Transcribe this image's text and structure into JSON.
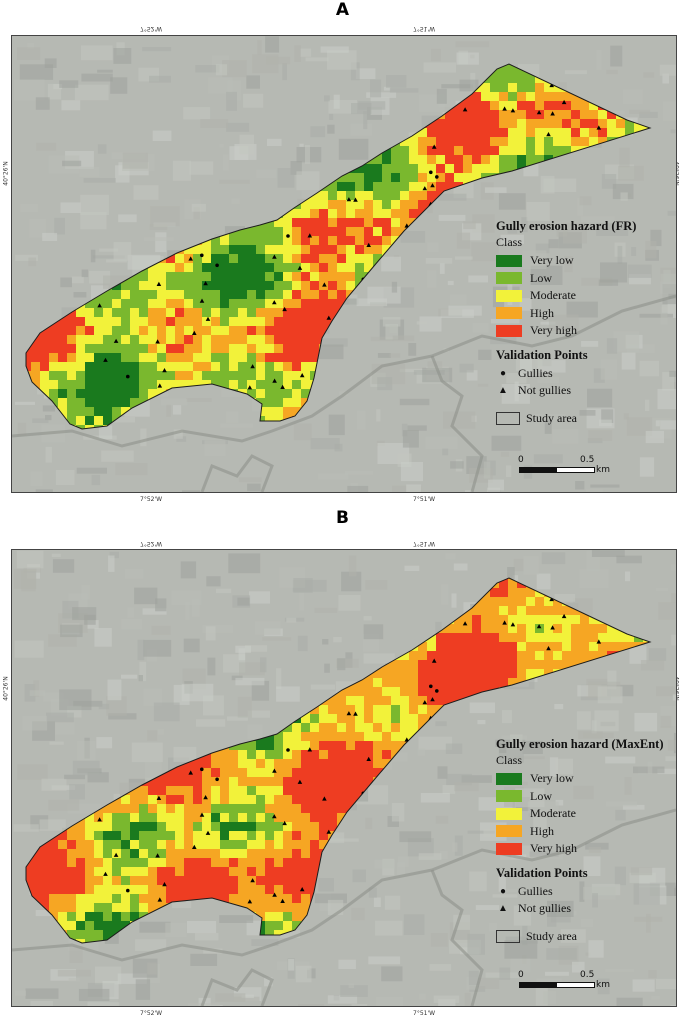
{
  "panels": [
    {
      "label": "A",
      "legend_title": "Gully erosion hazard (FR)",
      "seed": 7,
      "bias": [
        0.3,
        0.26,
        0.22,
        0.14,
        0.08
      ]
    },
    {
      "label": "B",
      "legend_title": "Gully erosion hazard (MaxEnt)",
      "seed": 19,
      "bias": [
        0.22,
        0.14,
        0.2,
        0.28,
        0.16
      ]
    }
  ],
  "class_label": "Class",
  "classes": [
    {
      "name": "Very low",
      "color": "#1a7a1e"
    },
    {
      "name": "Low",
      "color": "#7ab82e"
    },
    {
      "name": "Moderate",
      "color": "#f2f23a"
    },
    {
      "name": "High",
      "color": "#f6a623"
    },
    {
      "name": "Very high",
      "color": "#ee3d22"
    }
  ],
  "validation_title": "Validation Points",
  "validation": [
    {
      "name": "Gullies",
      "symbol": "●"
    },
    {
      "name": "Not gullies",
      "symbol": "▲"
    }
  ],
  "study_area_label": "Study area",
  "scale": {
    "zero": "0",
    "mid": "0.5",
    "unit": "km"
  },
  "ticks": {
    "top_left": "7°52'W",
    "top_right": "7°51'W",
    "side_lat": "40°26'N"
  },
  "satellite_tone": "#b6b9b3"
}
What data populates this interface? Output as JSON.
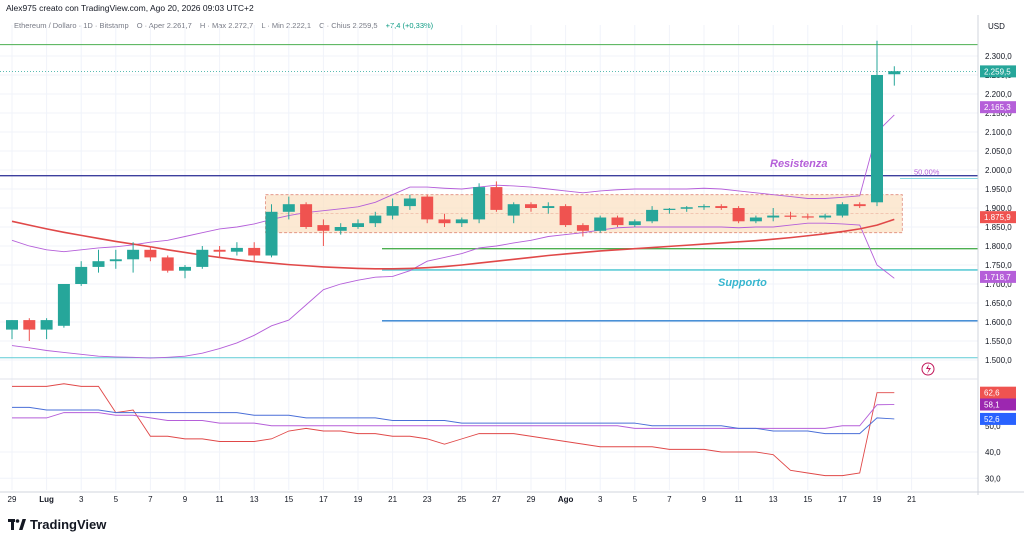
{
  "header": {
    "text": "Alex975 creato con TradingView.com, Ago 20, 2026 09:03 UTC+2"
  },
  "legend": {
    "symbol": "Ethereum / Dollaro · 1D · Bitstamp",
    "open": "O · Aper 2.261,7",
    "high": "H · Max 2.272,7",
    "low": "L · Min 2.222,1",
    "close": "C · Chius 2.259,5",
    "change": "+7,4 (+0,33%)"
  },
  "brand": {
    "name": "TradingView"
  },
  "colors": {
    "up": "#26a69a",
    "down": "#ef5350",
    "ma_red": "#e04848",
    "bb": "#b55fd9",
    "resistance_line": "#3d3f9e",
    "resistance_label": "#b55fd9",
    "support_label": "#36b6cf",
    "green_line": "#4caf50",
    "blue_line": "#2f80d0",
    "cyan_line": "#5fcbd6",
    "range_box_fill": "#fbe1c4",
    "range_box_border": "#e08a7a"
  },
  "chart_data": [
    {
      "type": "candlestick",
      "title": "",
      "ylabel": "USD",
      "ylim": [
        1480,
        2350
      ],
      "x_ticks": [
        "29",
        "Lug",
        "3",
        "5",
        "7",
        "9",
        "11",
        "13",
        "15",
        "17",
        "19",
        "21",
        "23",
        "25",
        "27",
        "29",
        "Ago",
        "3",
        "5",
        "7",
        "9",
        "11",
        "13",
        "15",
        "17",
        "19",
        "21"
      ],
      "y_ticks": [
        "2.300,0",
        "2.250,0",
        "2.200,0",
        "2.150,0",
        "2.100,0",
        "2.050,0",
        "2.000,0",
        "1.950,0",
        "1.900,0",
        "1.850,0",
        "1.800,0",
        "1.750,0",
        "1.700,0",
        "1.650,0",
        "1.600,0",
        "1.550,0",
        "1.500,0"
      ],
      "y_tick_values": [
        2300,
        2250,
        2200,
        2150,
        2100,
        2050,
        2000,
        1950,
        1900,
        1850,
        1800,
        1750,
        1700,
        1650,
        1600,
        1550,
        1500
      ],
      "candles": [
        {
          "o": 1580,
          "h": 1600,
          "l": 1555,
          "c": 1605
        },
        {
          "o": 1605,
          "h": 1610,
          "l": 1550,
          "c": 1580
        },
        {
          "o": 1580,
          "h": 1610,
          "l": 1555,
          "c": 1605
        },
        {
          "o": 1590,
          "h": 1700,
          "l": 1585,
          "c": 1700
        },
        {
          "o": 1700,
          "h": 1760,
          "l": 1695,
          "c": 1745
        },
        {
          "o": 1745,
          "h": 1790,
          "l": 1730,
          "c": 1760
        },
        {
          "o": 1760,
          "h": 1790,
          "l": 1740,
          "c": 1765
        },
        {
          "o": 1765,
          "h": 1810,
          "l": 1730,
          "c": 1790
        },
        {
          "o": 1790,
          "h": 1800,
          "l": 1760,
          "c": 1770
        },
        {
          "o": 1770,
          "h": 1775,
          "l": 1730,
          "c": 1735
        },
        {
          "o": 1735,
          "h": 1750,
          "l": 1715,
          "c": 1745
        },
        {
          "o": 1745,
          "h": 1800,
          "l": 1740,
          "c": 1790
        },
        {
          "o": 1790,
          "h": 1800,
          "l": 1770,
          "c": 1785
        },
        {
          "o": 1785,
          "h": 1810,
          "l": 1775,
          "c": 1795
        },
        {
          "o": 1795,
          "h": 1810,
          "l": 1760,
          "c": 1775
        },
        {
          "o": 1775,
          "h": 1910,
          "l": 1770,
          "c": 1890
        },
        {
          "o": 1890,
          "h": 1930,
          "l": 1870,
          "c": 1910
        },
        {
          "o": 1910,
          "h": 1915,
          "l": 1845,
          "c": 1850
        },
        {
          "o": 1855,
          "h": 1870,
          "l": 1800,
          "c": 1840
        },
        {
          "o": 1840,
          "h": 1860,
          "l": 1830,
          "c": 1850
        },
        {
          "o": 1850,
          "h": 1870,
          "l": 1845,
          "c": 1860
        },
        {
          "o": 1860,
          "h": 1890,
          "l": 1850,
          "c": 1880
        },
        {
          "o": 1880,
          "h": 1925,
          "l": 1870,
          "c": 1905
        },
        {
          "o": 1905,
          "h": 1935,
          "l": 1895,
          "c": 1925
        },
        {
          "o": 1930,
          "h": 1935,
          "l": 1860,
          "c": 1870
        },
        {
          "o": 1870,
          "h": 1885,
          "l": 1850,
          "c": 1860
        },
        {
          "o": 1860,
          "h": 1875,
          "l": 1850,
          "c": 1870
        },
        {
          "o": 1870,
          "h": 1965,
          "l": 1860,
          "c": 1955
        },
        {
          "o": 1955,
          "h": 1970,
          "l": 1890,
          "c": 1895
        },
        {
          "o": 1880,
          "h": 1915,
          "l": 1860,
          "c": 1910
        },
        {
          "o": 1910,
          "h": 1915,
          "l": 1890,
          "c": 1900
        },
        {
          "o": 1900,
          "h": 1915,
          "l": 1885,
          "c": 1905
        },
        {
          "o": 1905,
          "h": 1910,
          "l": 1850,
          "c": 1855
        },
        {
          "o": 1855,
          "h": 1860,
          "l": 1825,
          "c": 1840
        },
        {
          "o": 1840,
          "h": 1880,
          "l": 1835,
          "c": 1875
        },
        {
          "o": 1875,
          "h": 1880,
          "l": 1850,
          "c": 1855
        },
        {
          "o": 1855,
          "h": 1870,
          "l": 1850,
          "c": 1865
        },
        {
          "o": 1865,
          "h": 1905,
          "l": 1860,
          "c": 1895
        },
        {
          "o": 1895,
          "h": 1900,
          "l": 1885,
          "c": 1898
        },
        {
          "o": 1898,
          "h": 1905,
          "l": 1890,
          "c": 1902
        },
        {
          "o": 1902,
          "h": 1910,
          "l": 1895,
          "c": 1905
        },
        {
          "o": 1905,
          "h": 1910,
          "l": 1895,
          "c": 1900
        },
        {
          "o": 1900,
          "h": 1905,
          "l": 1860,
          "c": 1865
        },
        {
          "o": 1865,
          "h": 1880,
          "l": 1860,
          "c": 1875
        },
        {
          "o": 1875,
          "h": 1900,
          "l": 1865,
          "c": 1880
        },
        {
          "o": 1880,
          "h": 1890,
          "l": 1870,
          "c": 1878
        },
        {
          "o": 1878,
          "h": 1885,
          "l": 1870,
          "c": 1875
        },
        {
          "o": 1875,
          "h": 1885,
          "l": 1870,
          "c": 1880
        },
        {
          "o": 1880,
          "h": 1915,
          "l": 1875,
          "c": 1910
        },
        {
          "o": 1910,
          "h": 1915,
          "l": 1900,
          "c": 1905
        },
        {
          "o": 1915,
          "h": 2340,
          "l": 1905,
          "c": 2250
        },
        {
          "o": 2252,
          "h": 2273,
          "l": 2222,
          "c": 2260
        }
      ],
      "moving_average": [
        1865,
        1855,
        1845,
        1836,
        1828,
        1820,
        1812,
        1805,
        1798,
        1790,
        1783,
        1776,
        1770,
        1764,
        1759,
        1755,
        1751,
        1748,
        1745,
        1743,
        1741,
        1740,
        1740,
        1741,
        1743,
        1746,
        1750,
        1755,
        1760,
        1765,
        1770,
        1775,
        1779,
        1783,
        1787,
        1790,
        1793,
        1796,
        1799,
        1802,
        1805,
        1808,
        1811,
        1814,
        1818,
        1822,
        1827,
        1832,
        1838,
        1845,
        1855,
        1870
      ],
      "bollinger_upper": [
        1815,
        1800,
        1790,
        1785,
        1790,
        1795,
        1798,
        1803,
        1810,
        1815,
        1825,
        1835,
        1845,
        1850,
        1858,
        1870,
        1880,
        1888,
        1893,
        1898,
        1903,
        1915,
        1935,
        1955,
        1955,
        1952,
        1950,
        1955,
        1960,
        1958,
        1955,
        1950,
        1945,
        1940,
        1945,
        1948,
        1950,
        1950,
        1950,
        1950,
        1952,
        1950,
        1945,
        1940,
        1935,
        1930,
        1925,
        1925,
        1928,
        1932,
        2100,
        2145
      ],
      "bollinger_lower": [
        1538,
        1532,
        1525,
        1520,
        1515,
        1510,
        1508,
        1507,
        1505,
        1507,
        1510,
        1518,
        1530,
        1545,
        1565,
        1590,
        1605,
        1645,
        1685,
        1700,
        1710,
        1718,
        1720,
        1735,
        1760,
        1770,
        1780,
        1795,
        1800,
        1808,
        1815,
        1825,
        1830,
        1835,
        1842,
        1848,
        1850,
        1850,
        1850,
        1850,
        1850,
        1850,
        1848,
        1850,
        1850,
        1855,
        1860,
        1860,
        1858,
        1855,
        1750,
        1715
      ],
      "levels": [
        {
          "name": "resistance",
          "value": 1985
        },
        {
          "name": "support",
          "value": 1737
        },
        {
          "name": "green-level",
          "value": 1793
        },
        {
          "name": "blue-level",
          "value": 1603
        },
        {
          "name": "cyan-level",
          "value": 1506
        },
        {
          "name": "top-green-level",
          "value": 2330
        }
      ],
      "annotations": {
        "resistance_label": "Resistenza",
        "support_label": "Supporto",
        "fib_label": "50,00%",
        "fib_value": 1978,
        "range_box": {
          "y_top": 1935,
          "y_bottom": 1835,
          "x_start_index": 15,
          "x_end_index": 51
        },
        "range_dashed_mid": 1885
      },
      "price_badges": [
        {
          "label": "2.259,5",
          "value": 2259.5,
          "color": "#26a69a"
        },
        {
          "label": "2.165,3",
          "value": 2165.3,
          "color": "#b55fd9"
        },
        {
          "label": "1.875,9",
          "value": 1875.9,
          "color": "#ef5350"
        },
        {
          "label": "1.718,7",
          "value": 1718.7,
          "color": "#b55fd9"
        }
      ]
    },
    {
      "type": "line",
      "title": "",
      "ylim": [
        25,
        70
      ],
      "y_ticks": [
        "40,0",
        "30,0"
      ],
      "y_tick_values": [
        40,
        30
      ],
      "series": [
        {
          "name": "",
          "color": "#e04848",
          "values": [
            65,
            65,
            65,
            66,
            65,
            65,
            55,
            56,
            46,
            46,
            45,
            45,
            44,
            44,
            44,
            45,
            48,
            49,
            48,
            48,
            47,
            47,
            46,
            46,
            45,
            43,
            45,
            47,
            47,
            47,
            46,
            45,
            44,
            43,
            42,
            42,
            42,
            42,
            41,
            41,
            41,
            40,
            40,
            40,
            39,
            33,
            32,
            31,
            31,
            32,
            62.6,
            62.6
          ]
        },
        {
          "name": "",
          "color": "#b55fd9",
          "values": [
            53,
            53,
            53,
            55,
            55,
            55,
            54,
            54,
            53,
            52,
            52,
            52,
            51,
            51,
            51,
            50,
            50,
            50,
            50,
            50,
            50,
            50,
            50,
            50,
            50,
            50,
            50,
            50,
            50,
            50,
            50,
            50,
            50,
            50,
            50,
            50,
            49,
            49,
            49,
            49,
            49,
            49,
            49,
            49,
            49,
            49,
            49,
            49,
            50,
            50,
            58,
            58.1
          ]
        },
        {
          "name": "",
          "color": "#4a6fd8",
          "values": [
            57,
            57,
            56,
            56,
            56,
            56,
            55,
            55,
            55,
            55,
            55,
            55,
            55,
            55,
            54,
            54,
            54,
            53,
            53,
            53,
            53,
            53,
            52,
            52,
            52,
            52,
            51,
            51,
            51,
            51,
            51,
            51,
            51,
            51,
            51,
            51,
            51,
            50,
            50,
            50,
            50,
            50,
            49,
            49,
            48,
            48,
            48,
            47,
            47,
            47,
            53,
            52.6
          ]
        }
      ],
      "badges": [
        {
          "label": "62,6",
          "value": 62.6,
          "color": "#ef5350"
        },
        {
          "label": "58,1",
          "value": 58.1,
          "color": "#9c27b0"
        },
        {
          "label": "52,6",
          "value": 52.6,
          "color": "#2962ff"
        }
      ],
      "partial_tick": "50,0"
    }
  ]
}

—————

Gather up the lines containing the word "symbol" from these records and copy them.

      "symbol": "●"
      "symbol": "▲"
    "symbol": "Ethereum / Dollaro · 1D · Bitstamp",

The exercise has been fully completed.